• DIRECTIVE: From the post about the photo exhibition below, write out the passage that begins at the words "Mar 19, 2009" and stops after the words "before he died.", copied word for word.

• SUPPLIED TEXT:

_ _ _ _ _ _ _

Mar 19, 2009
Hand towel for my mother and grand mother
Yesterday, I went a small photo exhibition. There were pictures of a diary of the photographer's father. He wrote the diary from when his wife died till some days before he died.
After his wife died, he lived by himself. He is very neat person and wrote every day's matter.
He didn't want to bother other people, so he took care of his health very much.
But after several years, he become demented. The characters on the note became unreadable often.
But I could read some sentences what appeared often. "Everyday is hard", "I'm sad to be demented".
And I noticed another thing. When he met somebody else, his diary became happy, and when he couldn't meet anybody else for long, his sentences became really sad.
I cried in the salon, and heard somebody was crying.
I remembered my grandmother's word. She says sometimes the same thing. "It's hard just to live".

_ _ _ _ _ _ _

• ENTRIES PROVIDED:
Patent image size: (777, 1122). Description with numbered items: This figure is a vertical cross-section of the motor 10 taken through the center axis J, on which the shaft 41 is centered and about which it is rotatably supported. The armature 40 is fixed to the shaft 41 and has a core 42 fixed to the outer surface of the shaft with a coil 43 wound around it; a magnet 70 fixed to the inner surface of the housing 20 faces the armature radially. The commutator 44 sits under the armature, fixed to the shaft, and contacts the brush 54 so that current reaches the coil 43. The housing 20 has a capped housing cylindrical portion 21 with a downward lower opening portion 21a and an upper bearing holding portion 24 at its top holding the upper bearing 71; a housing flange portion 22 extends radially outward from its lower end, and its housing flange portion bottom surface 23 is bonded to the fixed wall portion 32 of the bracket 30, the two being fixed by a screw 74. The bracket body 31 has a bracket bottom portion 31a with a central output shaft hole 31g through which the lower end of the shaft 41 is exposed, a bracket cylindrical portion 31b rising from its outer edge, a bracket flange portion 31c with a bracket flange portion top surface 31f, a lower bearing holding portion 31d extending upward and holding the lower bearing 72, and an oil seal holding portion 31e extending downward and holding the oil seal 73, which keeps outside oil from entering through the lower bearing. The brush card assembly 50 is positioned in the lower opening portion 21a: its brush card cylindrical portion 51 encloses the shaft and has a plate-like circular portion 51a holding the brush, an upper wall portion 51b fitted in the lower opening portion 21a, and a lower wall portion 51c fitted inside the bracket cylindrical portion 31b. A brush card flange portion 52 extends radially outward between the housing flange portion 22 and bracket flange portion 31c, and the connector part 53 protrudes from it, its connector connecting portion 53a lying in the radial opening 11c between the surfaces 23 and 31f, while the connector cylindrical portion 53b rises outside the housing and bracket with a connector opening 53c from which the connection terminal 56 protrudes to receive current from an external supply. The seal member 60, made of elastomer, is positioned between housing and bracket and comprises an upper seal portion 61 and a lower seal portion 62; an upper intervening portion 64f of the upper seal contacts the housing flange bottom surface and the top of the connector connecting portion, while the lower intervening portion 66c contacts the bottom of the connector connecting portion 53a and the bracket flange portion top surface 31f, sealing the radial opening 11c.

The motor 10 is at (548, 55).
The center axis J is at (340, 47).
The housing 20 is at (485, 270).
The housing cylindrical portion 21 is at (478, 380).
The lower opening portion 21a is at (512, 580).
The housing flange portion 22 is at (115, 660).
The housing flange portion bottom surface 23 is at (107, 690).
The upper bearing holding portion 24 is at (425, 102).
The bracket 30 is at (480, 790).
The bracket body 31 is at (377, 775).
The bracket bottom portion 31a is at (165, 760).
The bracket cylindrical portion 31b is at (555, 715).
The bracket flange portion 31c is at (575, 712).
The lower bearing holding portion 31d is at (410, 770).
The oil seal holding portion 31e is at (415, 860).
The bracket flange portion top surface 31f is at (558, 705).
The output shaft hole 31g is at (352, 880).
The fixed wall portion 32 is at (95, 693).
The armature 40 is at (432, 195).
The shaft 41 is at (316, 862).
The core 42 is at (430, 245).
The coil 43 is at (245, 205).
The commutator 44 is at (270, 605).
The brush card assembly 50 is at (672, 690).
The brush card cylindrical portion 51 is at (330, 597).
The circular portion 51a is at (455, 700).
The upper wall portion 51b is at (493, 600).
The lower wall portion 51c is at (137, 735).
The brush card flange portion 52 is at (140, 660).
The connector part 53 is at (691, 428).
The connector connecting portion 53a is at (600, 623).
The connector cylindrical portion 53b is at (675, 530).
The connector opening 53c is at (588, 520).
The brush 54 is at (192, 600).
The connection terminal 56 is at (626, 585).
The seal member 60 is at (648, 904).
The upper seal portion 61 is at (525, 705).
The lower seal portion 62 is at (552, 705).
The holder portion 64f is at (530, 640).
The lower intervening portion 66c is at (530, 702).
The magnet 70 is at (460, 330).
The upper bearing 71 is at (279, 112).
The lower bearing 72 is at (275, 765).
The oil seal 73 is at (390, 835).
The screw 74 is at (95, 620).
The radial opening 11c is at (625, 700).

_ _ _ _ _ _ _

• FINAL ANSWER:
Mar 19, 2009
Hand towel for my mother and grand mother
Yesterday, I went a small photo exhibition. There were pictures of a diary of the photographer's father. He wrote the diary from when his wife died till some days before he died.